(Extracted records)
▬▬▬

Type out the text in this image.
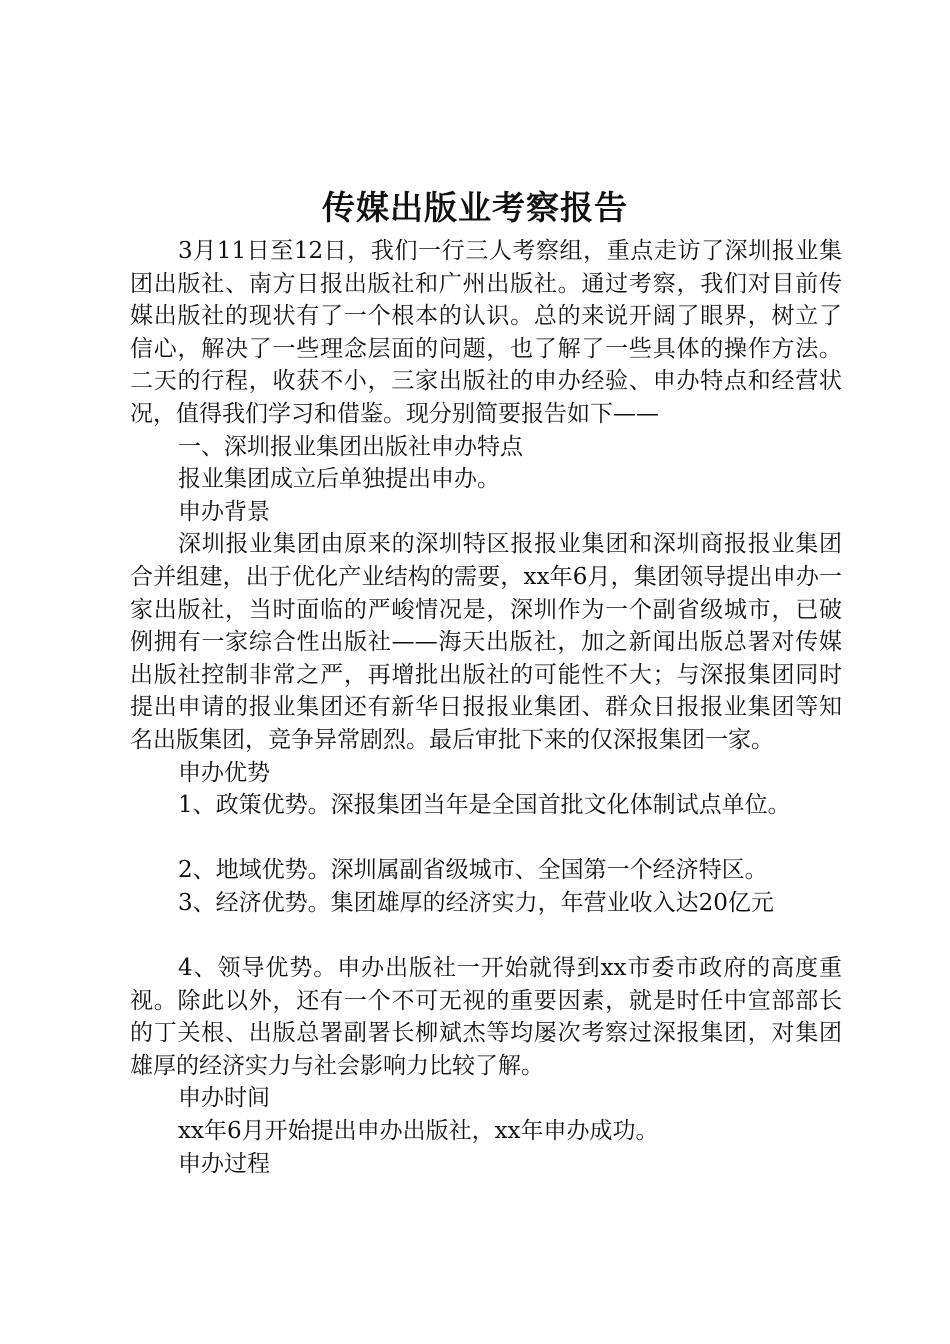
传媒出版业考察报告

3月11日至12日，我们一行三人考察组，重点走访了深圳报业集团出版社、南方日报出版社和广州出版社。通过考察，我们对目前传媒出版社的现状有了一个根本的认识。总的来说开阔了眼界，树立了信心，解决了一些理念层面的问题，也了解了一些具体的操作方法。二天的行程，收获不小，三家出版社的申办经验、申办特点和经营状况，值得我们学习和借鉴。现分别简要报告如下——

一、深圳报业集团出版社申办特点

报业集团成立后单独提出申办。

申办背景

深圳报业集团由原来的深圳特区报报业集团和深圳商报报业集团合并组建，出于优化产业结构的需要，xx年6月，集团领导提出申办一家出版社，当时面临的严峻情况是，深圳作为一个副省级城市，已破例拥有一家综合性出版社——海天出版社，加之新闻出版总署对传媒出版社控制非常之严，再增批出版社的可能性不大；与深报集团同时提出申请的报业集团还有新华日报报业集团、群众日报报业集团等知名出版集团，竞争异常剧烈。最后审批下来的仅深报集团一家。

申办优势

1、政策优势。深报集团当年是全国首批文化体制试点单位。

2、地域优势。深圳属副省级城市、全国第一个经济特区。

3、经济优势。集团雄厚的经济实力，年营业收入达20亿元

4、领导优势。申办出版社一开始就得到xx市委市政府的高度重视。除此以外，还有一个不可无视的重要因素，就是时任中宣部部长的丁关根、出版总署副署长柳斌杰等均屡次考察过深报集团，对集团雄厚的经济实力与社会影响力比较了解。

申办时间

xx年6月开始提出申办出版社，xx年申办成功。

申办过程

▬▬▬

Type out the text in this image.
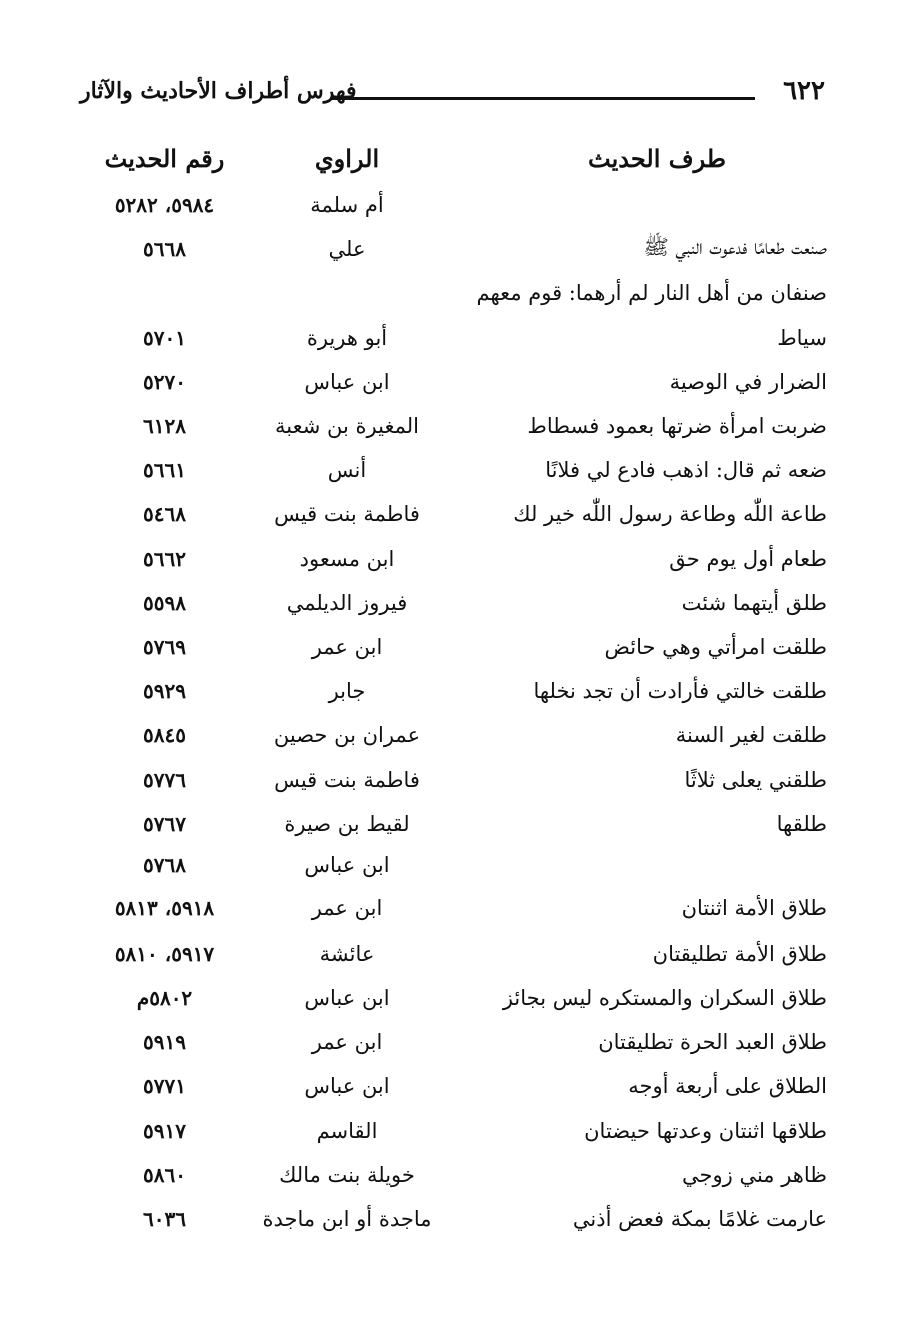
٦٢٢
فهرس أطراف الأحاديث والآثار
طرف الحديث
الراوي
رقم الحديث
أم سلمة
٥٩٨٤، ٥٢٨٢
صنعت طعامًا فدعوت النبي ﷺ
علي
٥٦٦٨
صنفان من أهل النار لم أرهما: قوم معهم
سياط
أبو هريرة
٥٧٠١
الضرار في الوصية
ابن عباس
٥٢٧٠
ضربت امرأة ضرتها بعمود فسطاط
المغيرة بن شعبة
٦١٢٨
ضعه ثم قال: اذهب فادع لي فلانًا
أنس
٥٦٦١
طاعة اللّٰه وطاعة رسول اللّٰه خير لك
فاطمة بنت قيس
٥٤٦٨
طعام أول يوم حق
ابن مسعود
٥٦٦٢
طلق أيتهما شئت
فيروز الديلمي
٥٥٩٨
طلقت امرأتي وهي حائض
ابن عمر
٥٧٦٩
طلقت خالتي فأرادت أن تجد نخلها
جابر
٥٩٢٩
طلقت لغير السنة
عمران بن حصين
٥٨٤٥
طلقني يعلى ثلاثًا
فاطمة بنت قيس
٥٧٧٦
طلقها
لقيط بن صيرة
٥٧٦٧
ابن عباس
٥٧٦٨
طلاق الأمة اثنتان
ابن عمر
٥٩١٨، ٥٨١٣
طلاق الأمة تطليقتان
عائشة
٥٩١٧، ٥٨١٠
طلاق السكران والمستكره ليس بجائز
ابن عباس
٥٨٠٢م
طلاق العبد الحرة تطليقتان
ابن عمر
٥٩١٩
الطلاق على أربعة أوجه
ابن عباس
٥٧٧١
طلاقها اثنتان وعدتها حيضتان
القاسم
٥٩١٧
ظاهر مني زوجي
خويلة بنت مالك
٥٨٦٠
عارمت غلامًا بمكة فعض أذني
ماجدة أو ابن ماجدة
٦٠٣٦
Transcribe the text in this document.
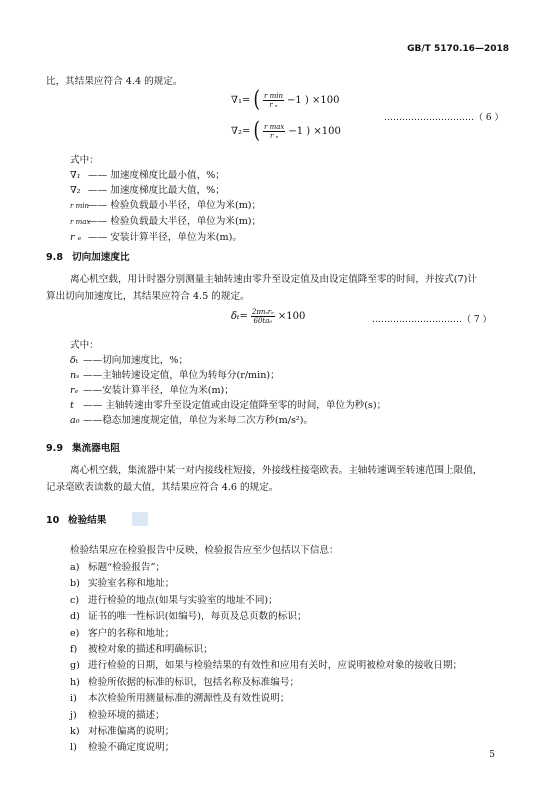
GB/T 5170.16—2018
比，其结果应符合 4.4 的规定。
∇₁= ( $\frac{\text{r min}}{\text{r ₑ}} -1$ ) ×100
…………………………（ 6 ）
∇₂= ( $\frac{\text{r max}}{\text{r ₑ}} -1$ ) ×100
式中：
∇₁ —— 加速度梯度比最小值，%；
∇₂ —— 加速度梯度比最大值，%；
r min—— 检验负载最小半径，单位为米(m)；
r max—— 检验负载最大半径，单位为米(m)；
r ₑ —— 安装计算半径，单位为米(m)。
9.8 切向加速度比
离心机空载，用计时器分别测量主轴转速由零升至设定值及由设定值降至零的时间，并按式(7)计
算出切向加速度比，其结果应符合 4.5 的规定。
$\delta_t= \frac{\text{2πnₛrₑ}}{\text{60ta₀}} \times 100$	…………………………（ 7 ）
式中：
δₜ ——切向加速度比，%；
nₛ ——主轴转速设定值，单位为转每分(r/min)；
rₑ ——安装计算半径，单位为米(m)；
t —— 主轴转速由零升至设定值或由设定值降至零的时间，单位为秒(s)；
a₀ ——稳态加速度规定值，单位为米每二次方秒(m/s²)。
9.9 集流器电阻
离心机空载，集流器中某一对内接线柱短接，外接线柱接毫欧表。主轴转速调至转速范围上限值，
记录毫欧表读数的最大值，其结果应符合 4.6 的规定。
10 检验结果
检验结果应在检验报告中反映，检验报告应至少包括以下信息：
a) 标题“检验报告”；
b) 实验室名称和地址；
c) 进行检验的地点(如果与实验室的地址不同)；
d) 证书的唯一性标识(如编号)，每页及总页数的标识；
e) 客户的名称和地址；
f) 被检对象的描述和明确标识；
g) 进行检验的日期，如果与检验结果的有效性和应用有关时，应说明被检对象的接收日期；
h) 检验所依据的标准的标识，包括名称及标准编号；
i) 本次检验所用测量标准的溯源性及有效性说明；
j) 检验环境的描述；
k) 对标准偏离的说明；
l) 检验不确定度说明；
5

▬▬▬

Extract every line containing the string "طلقت" from the material.

طلقت امرأتي وهي حائض
طلقت خالتي فأرادت أن تجد نخلها
طلقت لغير السنة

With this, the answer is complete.